What you should do:
Transcribe all of the data exactly. Omit the pictures.

Entries:
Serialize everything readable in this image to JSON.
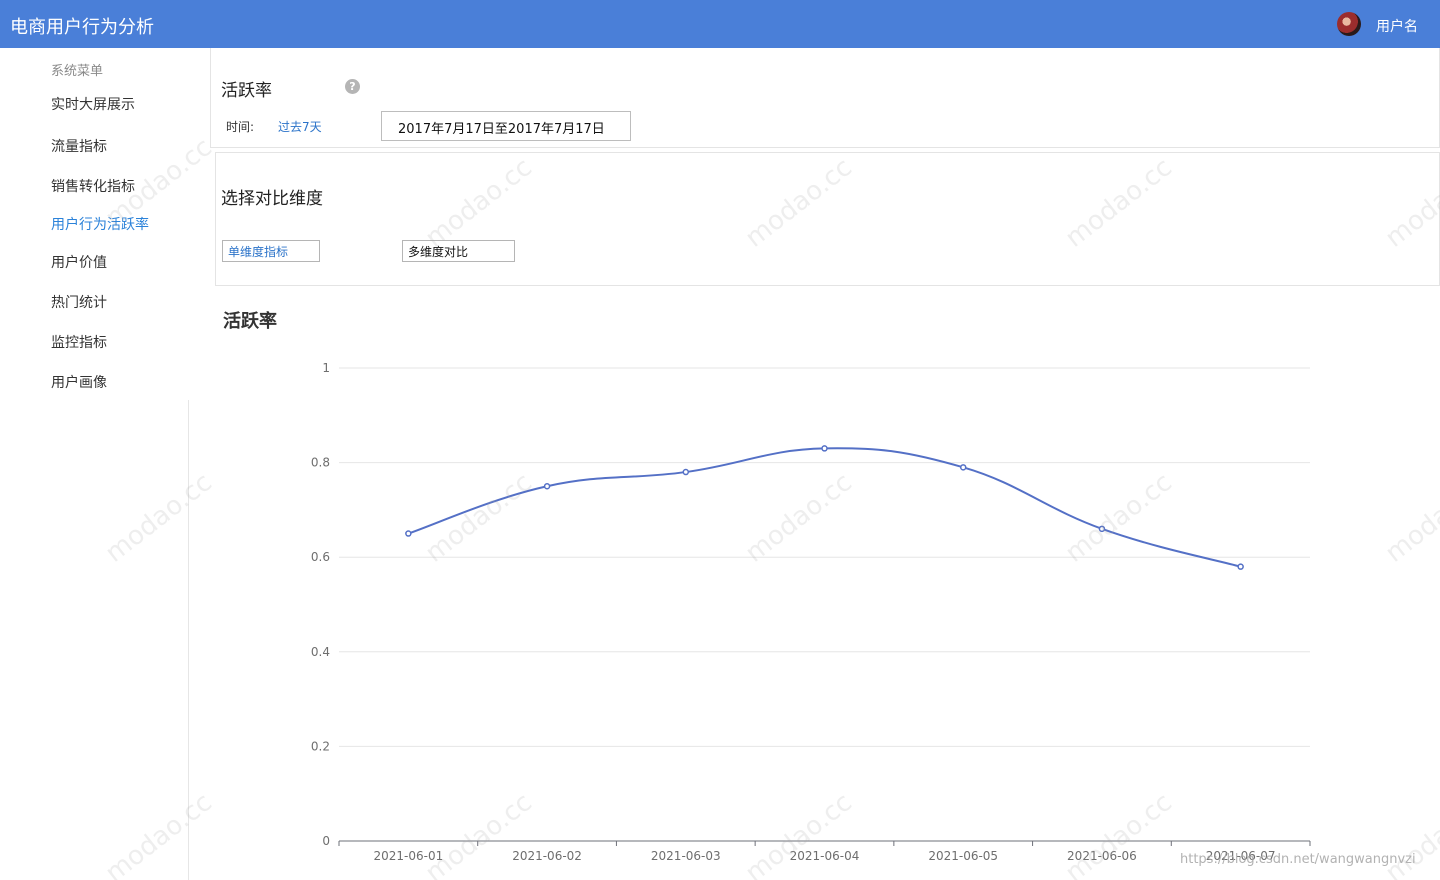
{
  "app": {
    "title": "电商用户行为分析",
    "username": "用户名"
  },
  "sidebar": {
    "heading": "系统菜单",
    "items": [
      {
        "label": "实时大屏展示",
        "active": false
      },
      {
        "label": "流量指标",
        "active": false
      },
      {
        "label": "销售转化指标",
        "active": false
      },
      {
        "label": "用户行为活跃率",
        "active": true
      },
      {
        "label": "用户价值",
        "active": false
      },
      {
        "label": "热门统计",
        "active": false
      },
      {
        "label": "监控指标",
        "active": false
      },
      {
        "label": "用户画像",
        "active": false
      }
    ]
  },
  "filter": {
    "title": "活跃率",
    "help_icon": "?",
    "time_label": "时间:",
    "time_link": "过去7天",
    "date_range": "2017年7月17日至2017年7月17日"
  },
  "compare": {
    "title": "选择对比维度",
    "single_label": "单维度指标",
    "multi_label": "多维度对比"
  },
  "chart_data": {
    "type": "line",
    "title": "活跃率",
    "smooth": true,
    "categories": [
      "2021-06-01",
      "2021-06-02",
      "2021-06-03",
      "2021-06-04",
      "2021-06-05",
      "2021-06-06",
      "2021-06-07"
    ],
    "series": [
      {
        "values": [
          0.65,
          0.75,
          0.78,
          0.83,
          0.79,
          0.66,
          0.58
        ],
        "color": "#5470c6"
      }
    ],
    "ylim": [
      0,
      1
    ],
    "yticks": [
      0,
      0.2,
      0.4,
      0.6,
      0.8,
      1
    ],
    "ytick_labels": [
      "0",
      "0.2",
      "0.4",
      "0.6",
      "0.8",
      "1"
    ],
    "grid": true
  },
  "watermark": "modao.cc",
  "credit": "https://blog.csdn.net/wangwangnvzi",
  "colors": {
    "header": "#4a7fd8",
    "accent": "#2b82d9",
    "line": "#5470c6"
  }
}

Task output:
Serialize everything readable in this image to JSON.
{
  "app": {
    "title": "电商用户行为分析",
    "username": "用户名"
  },
  "sidebar": {
    "heading": "系统菜单",
    "items": [
      {
        "label": "实时大屏展示",
        "active": false
      },
      {
        "label": "流量指标",
        "active": false
      },
      {
        "label": "销售转化指标",
        "active": false
      },
      {
        "label": "用户行为活跃率",
        "active": true
      },
      {
        "label": "用户价值",
        "active": false
      },
      {
        "label": "热门统计",
        "active": false
      },
      {
        "label": "监控指标",
        "active": false
      },
      {
        "label": "用户画像",
        "active": false
      }
    ]
  },
  "filter": {
    "title": "活跃率",
    "help_icon": "?",
    "time_label": "时间:",
    "time_link": "过去7天",
    "date_range": "2017年7月17日至2017年7月17日"
  },
  "compare": {
    "title": "选择对比维度",
    "single_label": "单维度指标",
    "multi_label": "多维度对比"
  },
  "chart_data": {
    "type": "line",
    "title": "活跃率",
    "smooth": true,
    "categories": [
      "2021-06-01",
      "2021-06-02",
      "2021-06-03",
      "2021-06-04",
      "2021-06-05",
      "2021-06-06",
      "2021-06-07"
    ],
    "series": [
      {
        "values": [
          0.65,
          0.75,
          0.78,
          0.83,
          0.79,
          0.66,
          0.58
        ],
        "color": "#5470c6"
      }
    ],
    "ylim": [
      0,
      1
    ],
    "yticks": [
      0,
      0.2,
      0.4,
      0.6,
      0.8,
      1
    ],
    "ytick_labels": [
      "0",
      "0.2",
      "0.4",
      "0.6",
      "0.8",
      "1"
    ],
    "grid": true
  },
  "watermark": "modao.cc",
  "credit": "https://blog.csdn.net/wangwangnvzi",
  "colors": {
    "header": "#4a7fd8",
    "accent": "#2b82d9",
    "line": "#5470c6"
  }
}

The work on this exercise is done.